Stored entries
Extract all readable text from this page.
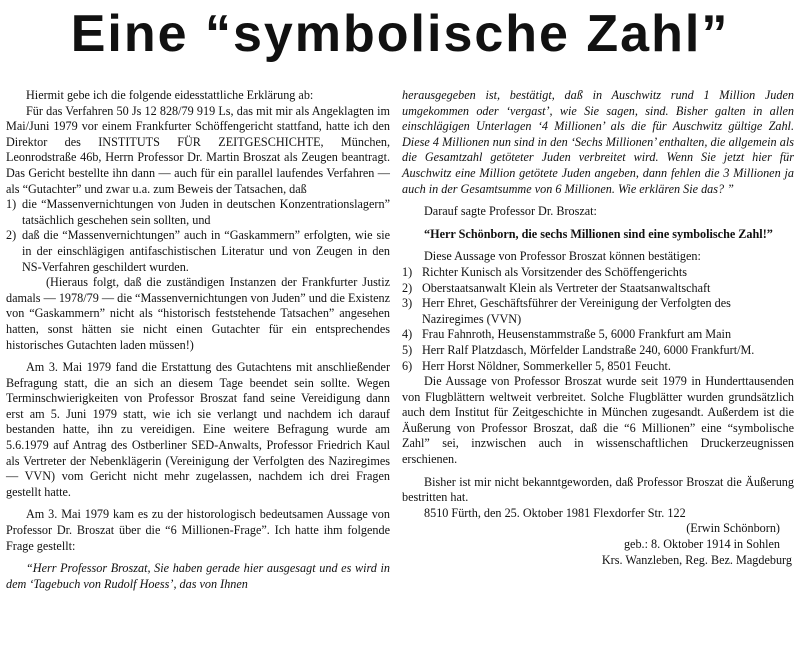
Eine “symbolische Zahl”

Hiermit gebe ich die folgende eidesstattliche Erklärung ab:

Für das Verfahren 50 Js 12 828/79 919 Ls, das mit mir als Angeklagten im Mai/Juni 1979 vor einem Frankfurter Schöffengericht stattfand, hatte ich den Direktor des INSTITUTS FÜR ZEITGESCHICHTE, München, Leonrodstraße 46b, Herrn Professor Dr. Martin Broszat als Zeugen beantragt. Das Gericht bestellte ihn dann — auch für ein parallel laufendes Verfahren — als “Gutachter” und zwar u.a. zum Beweis der Tatsachen, daß

1) die “Massenvernichtungen von Juden in deutschen Konzentrationslagern” tatsächlich geschehen sein sollten, und
2) daß die “Massenvernichtungen” auch in “Gaskammern” erfolgten, wie sie in der einschlägigen antifaschistischen Literatur und von Zeugen in den NS-Verfahren geschildert wurden.

(Hieraus folgt, daß die zuständigen Instanzen der Frankfurter Justiz damals — 1978/79 — die “Massenvernichtungen von Juden” und die Existenz von “Gaskammern” nicht als “historisch feststehende Tatsachen” angesehen hatten, sonst hätten sie nicht einen Gutachter für ein entsprechendes historisches Gutachten laden müssen!)

Am 3. Mai 1979 fand die Erstattung des Gutachtens mit anschließender Befragung statt, die an sich an diesem Tage beendet sein sollte. Wegen Terminschwierigkeiten von Professor Broszat fand seine Vereidigung dann erst am 5. Juni 1979 statt, wie ich sie verlangt und nachdem ich darauf bestanden hatte, ihn zu vereidigen. Eine weitere Befragung wurde am 5.6.1979 auf Antrag des Ostberliner SED-Anwalts, Professor Friedrich Kaul als Vertreter der Nebenklägerin (Vereinigung der Verfolgten des Naziregimes — VVN) vom Gericht nicht mehr zugelassen, nachdem ich drei Fragen gestellt hatte.

Am 3. Mai 1979 kam es zu der historologisch bedeutsamen Aussage von Professor Dr. Broszat über die “6 Millionen-Frage”. Ich hatte ihm folgende Frage gestellt:

“Herr Professor Broszat, Sie haben gerade hier ausgesagt und es wird in dem ‘Tagebuch von Rudolf Hoess’, das von Ihnen

herausgegeben ist, bestätigt, daß in Auschwitz rund 1 Million Juden umgekommen oder ‘vergast’, wie Sie sagen, sind. Bisher galten in allen einschlägigen Unterlagen ‘4 Millionen’ als die für Auschwitz gültige Zahl. Diese 4 Millionen nun sind in den ‘Sechs Millionen’ enthalten, die allgemein als die Gesamtzahl getöteter Juden verbreitet wird. Wenn Sie jetzt hier für Auschwitz eine Million getötete Juden angeben, dann fehlen die 3 Millionen ja auch in der Gesamtsumme von 6 Millionen. Wie erklären Sie das? ”

Darauf sagte Professor Dr. Broszat:

“Herr Schönborn, die sechs Millionen sind eine symbolische Zahl!”

Diese Aussage von Professor Broszat können bestätigen:

1) Richter Kunisch als Vorsitzender des Schöffengerichts
2) Oberstaatsanwalt Klein als Vertreter der Staatsanwaltschaft
3) Herr Ehret, Geschäftsführer der Vereinigung der Verfolgten des Naziregimes (VVN)
4) Frau Fahnroth, Heusenstammstraße 5, 6000 Frankfurt am Main
5) Herr Ralf Platzdasch, Mörfelder Landstraße 240, 6000 Frankfurt/M.
6) Herr Horst Nöldner, Sommerkeller 5, 8501 Feucht.

Die Aussage von Professor Broszat wurde seit 1979 in Hunderttausenden von Flugblättern weltweit verbreitet. Solche Flugblätter wurden grundsätzlich auch dem Institut für Zeitgeschichte in München zugesandt. Außerdem ist die Äußerung von Professor Broszat, daß die “6 Millionen” eine “symbolische Zahl” sei, inzwischen auch in wissenschaftlichen Druckerzeugnissen erschienen.

Bisher ist mir nicht bekanntgeworden, daß Professor Broszat die Äußerung bestritten hat.

8510 Fürth, den 25. Oktober 1981 Flexdorfer Str. 122

(Erwin Schönborn)

geb.: 8. Oktober 1914 in Sohlen

Krs. Wanzleben, Reg. Bez. Magdeburg
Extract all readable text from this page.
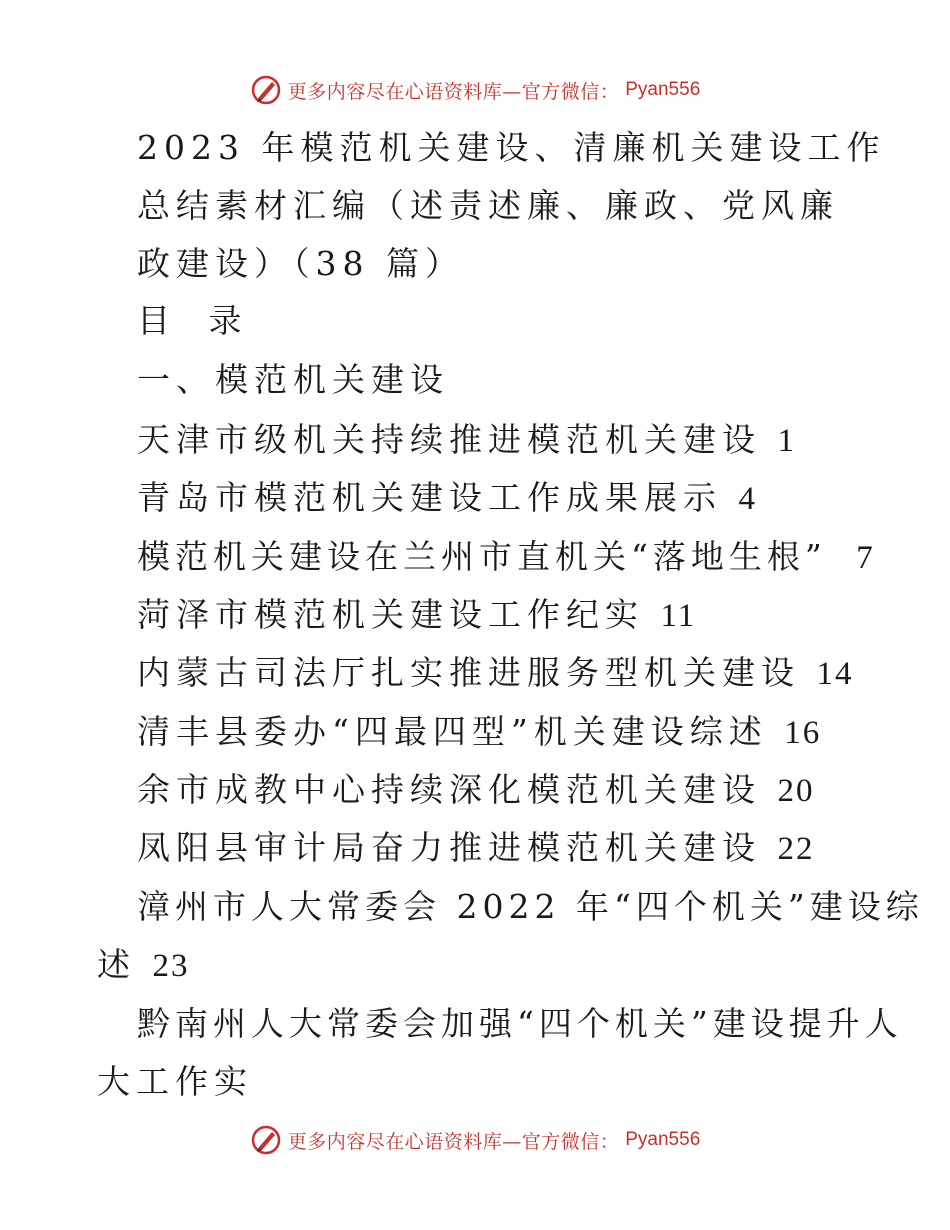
更多内容尽在心语资料库—官方微信： Pyan556
2023 年模范机关建设、清廉机关建设工作
总结素材汇编（述责述廉、廉政、党风廉
政建设）（38 篇）
目 录
一、模范机关建设
天津市级机关持续推进模范机关建设 1
青岛市模范机关建设工作成果展示 4
模范机关建设在兰州市直机关“落地生根” 7
菏泽市模范机关建设工作纪实 11
内蒙古司法厅扎实推进服务型机关建设 14
清丰县委办“四最四型”机关建设综述 16
余市成教中心持续深化模范机关建设 20
凤阳县审计局奋力推进模范机关建设 22
漳州市人大常委会 2022 年“四个机关”建设综
述 23
黔南州人大常委会加强“四个机关”建设提升人
大工作实
更多内容尽在心语资料库—官方微信： Pyan556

Goal: All records above are to be printed exactly, minus the pictures they contain.

Exercise response:
Extract all readable text from this page.
Eine “symbolische Zahl”

Hiermit gebe ich die folgende eidesstattliche Erklärung ab:

Für das Verfahren 50 Js 12 828/79 919 Ls, das mit mir als Angeklagten im Mai/Juni 1979 vor einem Frankfurter Schöffengericht stattfand, hatte ich den Direktor des INSTITUTS FÜR ZEITGESCHICHTE, München, Leonrodstraße 46b, Herrn Professor Dr. Martin Broszat als Zeugen beantragt. Das Gericht bestellte ihn dann — auch für ein parallel laufendes Verfahren — als “Gutachter” und zwar u.a. zum Beweis der Tatsachen, daß

1) die “Massenvernichtungen von Juden in deutschen Konzentrationslagern” tatsächlich geschehen sein sollten, und
2) daß die “Massenvernichtungen” auch in “Gaskammern” erfolgten, wie sie in der einschlägigen antifaschistischen Literatur und von Zeugen in den NS-Verfahren geschildert wurden.

(Hieraus folgt, daß die zuständigen Instanzen der Frankfurter Justiz damals — 1978/79 — die “Massenvernichtungen von Juden” und die Existenz von “Gaskammern” nicht als “historisch feststehende Tatsachen” angesehen hatten, sonst hätten sie nicht einen Gutachter für ein entsprechendes historisches Gutachten laden müssen!)

Am 3. Mai 1979 fand die Erstattung des Gutachtens mit anschließender Befragung statt, die an sich an diesem Tage beendet sein sollte. Wegen Terminschwierigkeiten von Professor Broszat fand seine Vereidigung dann erst am 5. Juni 1979 statt, wie ich sie verlangt und nachdem ich darauf bestanden hatte, ihn zu vereidigen. Eine weitere Befragung wurde am 5.6.1979 auf Antrag des Ostberliner SED-Anwalts, Professor Friedrich Kaul als Vertreter der Nebenklägerin (Vereinigung der Verfolgten des Naziregimes — VVN) vom Gericht nicht mehr zugelassen, nachdem ich drei Fragen gestellt hatte.

Am 3. Mai 1979 kam es zu der historologisch bedeutsamen Aussage von Professor Dr. Broszat über die “6 Millionen-Frage”. Ich hatte ihm folgende Frage gestellt:

“Herr Professor Broszat, Sie haben gerade hier ausgesagt und es wird in dem ‘Tagebuch von Rudolf Hoess’, das von Ihnen

herausgegeben ist, bestätigt, daß in Auschwitz rund 1 Million Juden umgekommen oder ‘vergast’, wie Sie sagen, sind. Bisher galten in allen einschlägigen Unterlagen ‘4 Millionen’ als die für Auschwitz gültige Zahl. Diese 4 Millionen nun sind in den ‘Sechs Millionen’ enthalten, die allgemein als die Gesamtzahl getöteter Juden verbreitet wird. Wenn Sie jetzt hier für Auschwitz eine Million getötete Juden angeben, dann fehlen die 3 Millionen ja auch in der Gesamtsumme von 6 Millionen. Wie erklären Sie das? ”

Darauf sagte Professor Dr. Broszat:

“Herr Schönborn, die sechs Millionen sind eine symbolische Zahl!”

Diese Aussage von Professor Broszat können bestätigen:

1) Richter Kunisch als Vorsitzender des Schöffengerichts
2) Oberstaatsanwalt Klein als Vertreter der Staatsanwaltschaft
3) Herr Ehret, Geschäftsführer der Vereinigung der Verfolgten des Naziregimes (VVN)
4) Frau Fahnroth, Heusenstammstraße 5, 6000 Frankfurt am Main
5) Herr Ralf Platzdasch, Mörfelder Landstraße 240, 6000 Frankfurt/M.
6) Herr Horst Nöldner, Sommerkeller 5, 8501 Feucht.

Die Aussage von Professor Broszat wurde seit 1979 in Hunderttausenden von Flugblättern weltweit verbreitet. Solche Flugblätter wurden grundsätzlich auch dem Institut für Zeitgeschichte in München zugesandt. Außerdem ist die Äußerung von Professor Broszat, daß die “6 Millionen” eine “symbolische Zahl” sei, inzwischen auch in wissenschaftlichen Druckerzeugnissen erschienen.

Bisher ist mir nicht bekanntgeworden, daß Professor Broszat die Äußerung bestritten hat.

8510 Fürth, den 25. Oktober 1981 Flexdorfer Str. 122

(Erwin Schönborn)

geb.: 8. Oktober 1914 in Sohlen

Krs. Wanzleben, Reg. Bez. Magdeburg
Extract all readable text from this page.
更多内容尽在心语资料库—官方微信： Pyan556
2023 年模范机关建设、清廉机关建设工作
总结素材汇编（述责述廉、廉政、党风廉
政建设）（38 篇）
目 录
一、模范机关建设
天津市级机关持续推进模范机关建设 1
青岛市模范机关建设工作成果展示 4
模范机关建设在兰州市直机关“落地生根” 7
菏泽市模范机关建设工作纪实 11
内蒙古司法厅扎实推进服务型机关建设 14
清丰县委办“四最四型”机关建设综述 16
余市成教中心持续深化模范机关建设 20
凤阳县审计局奋力推进模范机关建设 22
漳州市人大常委会 2022 年“四个机关”建设综
述 23
黔南州人大常委会加强“四个机关”建设提升人
大工作实
更多内容尽在心语资料库—官方微信： Pyan556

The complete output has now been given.